#### [Short exercise]
Reproduce the items verbatim, starting at their first line and continuing through the line that contains "intersection-M7[interactable] (265, 288, 288, 311)", with that line included.

[Annotated element listings]
::::::::::

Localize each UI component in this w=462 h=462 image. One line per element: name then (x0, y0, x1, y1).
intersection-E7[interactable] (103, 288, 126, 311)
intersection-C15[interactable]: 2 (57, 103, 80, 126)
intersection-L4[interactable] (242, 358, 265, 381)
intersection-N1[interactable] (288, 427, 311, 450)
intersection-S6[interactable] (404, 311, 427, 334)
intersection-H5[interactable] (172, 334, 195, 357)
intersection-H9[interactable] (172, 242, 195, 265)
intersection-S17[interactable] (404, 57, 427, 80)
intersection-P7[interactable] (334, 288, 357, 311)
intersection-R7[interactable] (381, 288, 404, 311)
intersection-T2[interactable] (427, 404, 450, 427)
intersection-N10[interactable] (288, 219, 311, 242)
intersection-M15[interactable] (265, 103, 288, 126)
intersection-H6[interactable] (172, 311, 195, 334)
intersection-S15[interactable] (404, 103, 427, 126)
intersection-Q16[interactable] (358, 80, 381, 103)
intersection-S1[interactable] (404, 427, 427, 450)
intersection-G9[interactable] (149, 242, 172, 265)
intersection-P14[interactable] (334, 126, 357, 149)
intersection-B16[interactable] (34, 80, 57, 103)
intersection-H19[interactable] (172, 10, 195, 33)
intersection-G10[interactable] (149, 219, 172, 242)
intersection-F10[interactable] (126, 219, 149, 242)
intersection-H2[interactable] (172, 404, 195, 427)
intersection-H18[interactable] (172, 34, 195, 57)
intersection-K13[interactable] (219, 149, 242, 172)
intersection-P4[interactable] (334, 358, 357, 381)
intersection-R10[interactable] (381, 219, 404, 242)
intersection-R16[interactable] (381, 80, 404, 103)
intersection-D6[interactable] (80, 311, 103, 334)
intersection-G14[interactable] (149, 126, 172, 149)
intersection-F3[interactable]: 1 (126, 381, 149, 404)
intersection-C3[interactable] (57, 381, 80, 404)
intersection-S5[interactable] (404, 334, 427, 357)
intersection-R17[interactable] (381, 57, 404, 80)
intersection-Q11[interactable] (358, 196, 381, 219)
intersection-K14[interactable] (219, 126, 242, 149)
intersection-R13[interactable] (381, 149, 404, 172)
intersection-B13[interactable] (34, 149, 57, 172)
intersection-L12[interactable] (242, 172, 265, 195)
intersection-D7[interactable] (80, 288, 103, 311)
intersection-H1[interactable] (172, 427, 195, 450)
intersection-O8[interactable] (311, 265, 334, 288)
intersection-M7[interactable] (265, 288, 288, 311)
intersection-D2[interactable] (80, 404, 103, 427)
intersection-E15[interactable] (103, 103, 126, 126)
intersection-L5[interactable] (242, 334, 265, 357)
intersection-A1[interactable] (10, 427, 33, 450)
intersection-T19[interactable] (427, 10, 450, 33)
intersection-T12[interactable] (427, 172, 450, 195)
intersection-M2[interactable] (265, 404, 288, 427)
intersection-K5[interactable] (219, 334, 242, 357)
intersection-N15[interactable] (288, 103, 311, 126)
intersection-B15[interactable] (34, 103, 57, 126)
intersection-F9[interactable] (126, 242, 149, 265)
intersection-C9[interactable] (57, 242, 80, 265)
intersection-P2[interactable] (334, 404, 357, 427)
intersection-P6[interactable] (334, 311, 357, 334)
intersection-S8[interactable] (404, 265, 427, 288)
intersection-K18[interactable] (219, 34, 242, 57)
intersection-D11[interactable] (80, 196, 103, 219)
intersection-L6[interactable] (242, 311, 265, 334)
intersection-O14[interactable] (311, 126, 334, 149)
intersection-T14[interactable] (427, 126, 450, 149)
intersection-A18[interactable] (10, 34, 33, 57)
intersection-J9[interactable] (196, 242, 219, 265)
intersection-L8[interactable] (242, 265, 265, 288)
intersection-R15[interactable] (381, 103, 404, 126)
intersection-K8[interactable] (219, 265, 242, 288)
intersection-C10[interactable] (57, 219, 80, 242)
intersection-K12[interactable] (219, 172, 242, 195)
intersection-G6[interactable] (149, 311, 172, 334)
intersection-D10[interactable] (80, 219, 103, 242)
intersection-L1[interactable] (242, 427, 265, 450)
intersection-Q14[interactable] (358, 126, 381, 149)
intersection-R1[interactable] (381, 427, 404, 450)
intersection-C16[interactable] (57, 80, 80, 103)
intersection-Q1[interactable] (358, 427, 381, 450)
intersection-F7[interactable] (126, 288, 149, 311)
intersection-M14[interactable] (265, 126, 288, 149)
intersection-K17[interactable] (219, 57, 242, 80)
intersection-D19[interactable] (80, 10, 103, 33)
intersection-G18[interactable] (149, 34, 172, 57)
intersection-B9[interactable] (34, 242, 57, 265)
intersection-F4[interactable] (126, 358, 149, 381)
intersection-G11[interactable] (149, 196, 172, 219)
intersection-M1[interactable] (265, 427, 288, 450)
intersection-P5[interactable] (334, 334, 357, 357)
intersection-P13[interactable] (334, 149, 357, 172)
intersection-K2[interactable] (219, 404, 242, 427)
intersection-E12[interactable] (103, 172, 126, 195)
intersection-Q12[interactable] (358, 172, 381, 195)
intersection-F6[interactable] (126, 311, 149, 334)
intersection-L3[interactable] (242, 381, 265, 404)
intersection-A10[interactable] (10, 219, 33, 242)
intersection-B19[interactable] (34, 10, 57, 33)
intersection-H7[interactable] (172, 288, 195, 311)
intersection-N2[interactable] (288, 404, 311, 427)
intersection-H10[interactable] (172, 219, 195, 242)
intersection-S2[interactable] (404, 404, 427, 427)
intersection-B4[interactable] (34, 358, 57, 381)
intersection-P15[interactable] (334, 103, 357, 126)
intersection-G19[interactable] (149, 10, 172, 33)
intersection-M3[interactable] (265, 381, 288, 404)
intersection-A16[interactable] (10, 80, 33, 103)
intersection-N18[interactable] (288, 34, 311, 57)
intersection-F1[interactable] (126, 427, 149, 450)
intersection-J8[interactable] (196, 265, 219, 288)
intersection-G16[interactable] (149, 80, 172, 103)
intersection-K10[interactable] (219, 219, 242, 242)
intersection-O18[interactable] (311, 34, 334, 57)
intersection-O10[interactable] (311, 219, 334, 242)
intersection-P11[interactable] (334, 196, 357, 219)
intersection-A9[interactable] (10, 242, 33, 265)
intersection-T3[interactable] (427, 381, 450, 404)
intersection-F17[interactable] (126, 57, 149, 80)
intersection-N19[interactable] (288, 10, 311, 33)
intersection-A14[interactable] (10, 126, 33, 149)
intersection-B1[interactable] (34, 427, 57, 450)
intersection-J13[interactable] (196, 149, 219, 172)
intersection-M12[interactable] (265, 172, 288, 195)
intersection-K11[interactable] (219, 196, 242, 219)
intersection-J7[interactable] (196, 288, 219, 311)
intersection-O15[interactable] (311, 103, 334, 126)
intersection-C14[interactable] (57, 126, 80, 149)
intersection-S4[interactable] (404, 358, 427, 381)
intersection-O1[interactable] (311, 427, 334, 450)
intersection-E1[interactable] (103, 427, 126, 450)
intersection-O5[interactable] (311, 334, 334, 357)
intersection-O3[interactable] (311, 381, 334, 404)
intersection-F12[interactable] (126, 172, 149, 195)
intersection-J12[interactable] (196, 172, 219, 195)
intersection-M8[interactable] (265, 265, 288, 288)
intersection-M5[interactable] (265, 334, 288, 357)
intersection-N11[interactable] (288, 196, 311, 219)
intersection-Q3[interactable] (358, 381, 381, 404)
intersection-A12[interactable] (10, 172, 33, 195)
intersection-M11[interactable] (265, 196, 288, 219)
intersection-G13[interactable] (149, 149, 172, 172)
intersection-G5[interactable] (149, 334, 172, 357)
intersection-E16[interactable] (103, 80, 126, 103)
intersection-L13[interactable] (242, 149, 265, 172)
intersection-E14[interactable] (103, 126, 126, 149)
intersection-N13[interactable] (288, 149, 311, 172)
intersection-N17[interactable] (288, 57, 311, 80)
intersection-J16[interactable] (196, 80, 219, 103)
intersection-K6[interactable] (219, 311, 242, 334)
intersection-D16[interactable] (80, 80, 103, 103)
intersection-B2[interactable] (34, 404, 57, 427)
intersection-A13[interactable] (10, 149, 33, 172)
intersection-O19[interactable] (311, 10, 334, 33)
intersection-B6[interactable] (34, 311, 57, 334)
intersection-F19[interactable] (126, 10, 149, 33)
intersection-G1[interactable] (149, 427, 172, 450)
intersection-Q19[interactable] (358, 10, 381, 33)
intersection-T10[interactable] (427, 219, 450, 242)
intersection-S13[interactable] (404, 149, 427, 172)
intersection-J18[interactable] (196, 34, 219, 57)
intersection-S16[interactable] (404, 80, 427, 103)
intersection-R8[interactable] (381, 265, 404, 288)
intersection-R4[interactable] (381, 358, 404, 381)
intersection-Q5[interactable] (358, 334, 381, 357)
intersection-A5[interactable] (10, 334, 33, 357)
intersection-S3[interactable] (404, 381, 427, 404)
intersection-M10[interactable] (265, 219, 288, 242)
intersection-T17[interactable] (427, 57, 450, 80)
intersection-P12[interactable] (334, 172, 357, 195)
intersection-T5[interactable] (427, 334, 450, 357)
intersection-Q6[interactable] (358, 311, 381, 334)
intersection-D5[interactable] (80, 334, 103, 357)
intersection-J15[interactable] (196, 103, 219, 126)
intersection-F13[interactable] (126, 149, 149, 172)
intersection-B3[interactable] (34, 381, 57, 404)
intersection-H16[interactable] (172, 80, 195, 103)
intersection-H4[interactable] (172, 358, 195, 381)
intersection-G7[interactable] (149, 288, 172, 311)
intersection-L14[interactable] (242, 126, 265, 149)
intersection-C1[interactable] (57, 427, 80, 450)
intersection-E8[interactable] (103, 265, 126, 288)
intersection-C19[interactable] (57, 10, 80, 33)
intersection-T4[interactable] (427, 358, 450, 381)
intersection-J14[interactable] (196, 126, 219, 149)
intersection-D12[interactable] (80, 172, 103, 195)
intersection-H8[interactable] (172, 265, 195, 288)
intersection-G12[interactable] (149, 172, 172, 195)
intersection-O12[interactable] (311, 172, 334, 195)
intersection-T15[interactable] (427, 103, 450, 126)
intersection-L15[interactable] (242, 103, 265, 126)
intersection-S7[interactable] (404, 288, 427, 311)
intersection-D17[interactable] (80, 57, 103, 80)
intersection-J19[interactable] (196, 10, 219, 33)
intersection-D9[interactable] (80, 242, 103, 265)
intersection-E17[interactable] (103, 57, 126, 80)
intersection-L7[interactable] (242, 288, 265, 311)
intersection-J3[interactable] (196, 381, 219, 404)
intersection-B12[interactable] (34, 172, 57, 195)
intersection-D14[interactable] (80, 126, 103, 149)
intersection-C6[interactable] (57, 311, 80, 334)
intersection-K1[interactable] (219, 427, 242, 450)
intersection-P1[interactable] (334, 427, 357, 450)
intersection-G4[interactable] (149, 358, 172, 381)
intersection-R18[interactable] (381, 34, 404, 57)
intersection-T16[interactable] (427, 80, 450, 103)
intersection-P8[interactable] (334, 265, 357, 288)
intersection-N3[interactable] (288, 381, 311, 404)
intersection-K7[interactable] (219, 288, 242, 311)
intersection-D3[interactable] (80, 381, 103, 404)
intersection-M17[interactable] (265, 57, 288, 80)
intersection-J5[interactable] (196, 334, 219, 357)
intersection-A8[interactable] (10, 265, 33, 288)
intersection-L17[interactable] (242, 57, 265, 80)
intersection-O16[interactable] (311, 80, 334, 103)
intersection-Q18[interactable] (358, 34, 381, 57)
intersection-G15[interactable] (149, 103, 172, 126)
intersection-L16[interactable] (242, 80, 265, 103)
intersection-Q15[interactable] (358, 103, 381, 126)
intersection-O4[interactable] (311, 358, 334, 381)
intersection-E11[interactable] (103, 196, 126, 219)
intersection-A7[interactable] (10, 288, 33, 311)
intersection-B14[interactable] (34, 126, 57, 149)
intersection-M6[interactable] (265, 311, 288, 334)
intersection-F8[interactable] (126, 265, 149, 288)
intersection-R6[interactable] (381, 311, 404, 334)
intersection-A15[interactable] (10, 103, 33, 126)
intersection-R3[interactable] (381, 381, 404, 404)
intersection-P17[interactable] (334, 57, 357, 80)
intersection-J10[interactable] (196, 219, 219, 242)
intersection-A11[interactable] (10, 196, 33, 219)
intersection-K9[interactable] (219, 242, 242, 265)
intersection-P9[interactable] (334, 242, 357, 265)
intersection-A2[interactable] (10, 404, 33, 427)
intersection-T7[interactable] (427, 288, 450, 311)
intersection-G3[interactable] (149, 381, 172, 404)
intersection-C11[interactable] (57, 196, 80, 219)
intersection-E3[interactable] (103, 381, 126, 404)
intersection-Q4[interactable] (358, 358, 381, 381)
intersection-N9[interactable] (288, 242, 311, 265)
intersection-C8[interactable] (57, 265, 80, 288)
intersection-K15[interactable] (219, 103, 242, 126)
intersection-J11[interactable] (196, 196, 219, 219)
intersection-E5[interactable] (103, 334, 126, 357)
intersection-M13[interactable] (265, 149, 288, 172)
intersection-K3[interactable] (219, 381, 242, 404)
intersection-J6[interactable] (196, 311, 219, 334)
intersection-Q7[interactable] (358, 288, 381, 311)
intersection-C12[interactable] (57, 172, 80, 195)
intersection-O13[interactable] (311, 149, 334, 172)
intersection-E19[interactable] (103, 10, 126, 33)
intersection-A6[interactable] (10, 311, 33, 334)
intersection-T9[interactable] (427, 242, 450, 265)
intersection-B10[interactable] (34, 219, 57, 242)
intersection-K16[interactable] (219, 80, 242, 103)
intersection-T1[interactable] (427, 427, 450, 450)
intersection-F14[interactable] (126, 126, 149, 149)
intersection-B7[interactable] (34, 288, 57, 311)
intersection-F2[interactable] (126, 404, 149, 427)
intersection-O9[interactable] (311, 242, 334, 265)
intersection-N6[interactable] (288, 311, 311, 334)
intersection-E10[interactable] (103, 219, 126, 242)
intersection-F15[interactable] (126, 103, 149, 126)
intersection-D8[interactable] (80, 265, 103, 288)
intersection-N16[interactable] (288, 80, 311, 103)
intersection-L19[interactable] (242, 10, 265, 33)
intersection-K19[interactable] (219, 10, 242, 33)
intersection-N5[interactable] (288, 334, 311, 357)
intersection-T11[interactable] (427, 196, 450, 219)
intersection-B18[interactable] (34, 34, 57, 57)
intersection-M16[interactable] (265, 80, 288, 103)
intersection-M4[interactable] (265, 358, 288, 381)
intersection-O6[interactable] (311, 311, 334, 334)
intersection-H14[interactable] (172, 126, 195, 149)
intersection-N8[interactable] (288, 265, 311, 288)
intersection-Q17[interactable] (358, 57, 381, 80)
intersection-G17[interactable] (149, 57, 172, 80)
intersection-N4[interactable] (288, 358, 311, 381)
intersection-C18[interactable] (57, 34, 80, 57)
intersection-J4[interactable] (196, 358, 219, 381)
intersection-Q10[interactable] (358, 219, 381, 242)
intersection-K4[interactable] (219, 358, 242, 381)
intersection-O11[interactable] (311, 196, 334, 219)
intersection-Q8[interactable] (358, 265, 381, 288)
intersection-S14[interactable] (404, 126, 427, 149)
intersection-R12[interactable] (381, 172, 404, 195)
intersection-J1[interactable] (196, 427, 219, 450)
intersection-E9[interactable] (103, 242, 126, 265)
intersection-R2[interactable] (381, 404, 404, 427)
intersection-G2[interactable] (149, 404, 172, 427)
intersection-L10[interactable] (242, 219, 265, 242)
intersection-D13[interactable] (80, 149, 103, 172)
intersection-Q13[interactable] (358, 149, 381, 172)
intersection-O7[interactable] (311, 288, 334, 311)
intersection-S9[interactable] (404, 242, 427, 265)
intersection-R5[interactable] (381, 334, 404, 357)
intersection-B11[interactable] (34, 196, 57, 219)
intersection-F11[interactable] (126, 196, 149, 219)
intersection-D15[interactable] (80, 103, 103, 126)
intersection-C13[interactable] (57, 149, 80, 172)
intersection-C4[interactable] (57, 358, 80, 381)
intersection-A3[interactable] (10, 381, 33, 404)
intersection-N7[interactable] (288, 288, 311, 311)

::::::::::

#### [Solution]
Localize each UI component in this w=462 h=462 image. One line per element: name then (x0, y0, x1, y1).
intersection-E7[interactable] (103, 288, 126, 311)
intersection-C15[interactable]: 2 (57, 103, 80, 126)
intersection-L4[interactable] (242, 358, 265, 381)
intersection-N1[interactable] (288, 427, 311, 450)
intersection-S6[interactable] (404, 311, 427, 334)
intersection-H5[interactable] (172, 334, 195, 357)
intersection-H9[interactable] (172, 242, 195, 265)
intersection-S17[interactable] (404, 57, 427, 80)
intersection-P7[interactable] (334, 288, 357, 311)
intersection-R7[interactable] (381, 288, 404, 311)
intersection-T2[interactable] (427, 404, 450, 427)
intersection-N10[interactable] (288, 219, 311, 242)
intersection-M15[interactable] (265, 103, 288, 126)
intersection-H6[interactable] (172, 311, 195, 334)
intersection-S15[interactable] (404, 103, 427, 126)
intersection-Q16[interactable] (358, 80, 381, 103)
intersection-S1[interactable] (404, 427, 427, 450)
intersection-G9[interactable] (149, 242, 172, 265)
intersection-P14[interactable] (334, 126, 357, 149)
intersection-B16[interactable] (34, 80, 57, 103)
intersection-H19[interactable] (172, 10, 195, 33)
intersection-G10[interactable] (149, 219, 172, 242)
intersection-F10[interactable] (126, 219, 149, 242)
intersection-H2[interactable] (172, 404, 195, 427)
intersection-H18[interactable] (172, 34, 195, 57)
intersection-K13[interactable] (219, 149, 242, 172)
intersection-P4[interactable] (334, 358, 357, 381)
intersection-R10[interactable] (381, 219, 404, 242)
intersection-R16[interactable] (381, 80, 404, 103)
intersection-D6[interactable] (80, 311, 103, 334)
intersection-G14[interactable] (149, 126, 172, 149)
intersection-F3[interactable]: 1 (126, 381, 149, 404)
intersection-C3[interactable] (57, 381, 80, 404)
intersection-S5[interactable] (404, 334, 427, 357)
intersection-R17[interactable] (381, 57, 404, 80)
intersection-Q11[interactable] (358, 196, 381, 219)
intersection-K14[interactable] (219, 126, 242, 149)
intersection-R13[interactable] (381, 149, 404, 172)
intersection-B13[interactable] (34, 149, 57, 172)
intersection-L12[interactable] (242, 172, 265, 195)
intersection-D7[interactable] (80, 288, 103, 311)
intersection-H1[interactable] (172, 427, 195, 450)
intersection-O8[interactable] (311, 265, 334, 288)
intersection-M7[interactable] (265, 288, 288, 311)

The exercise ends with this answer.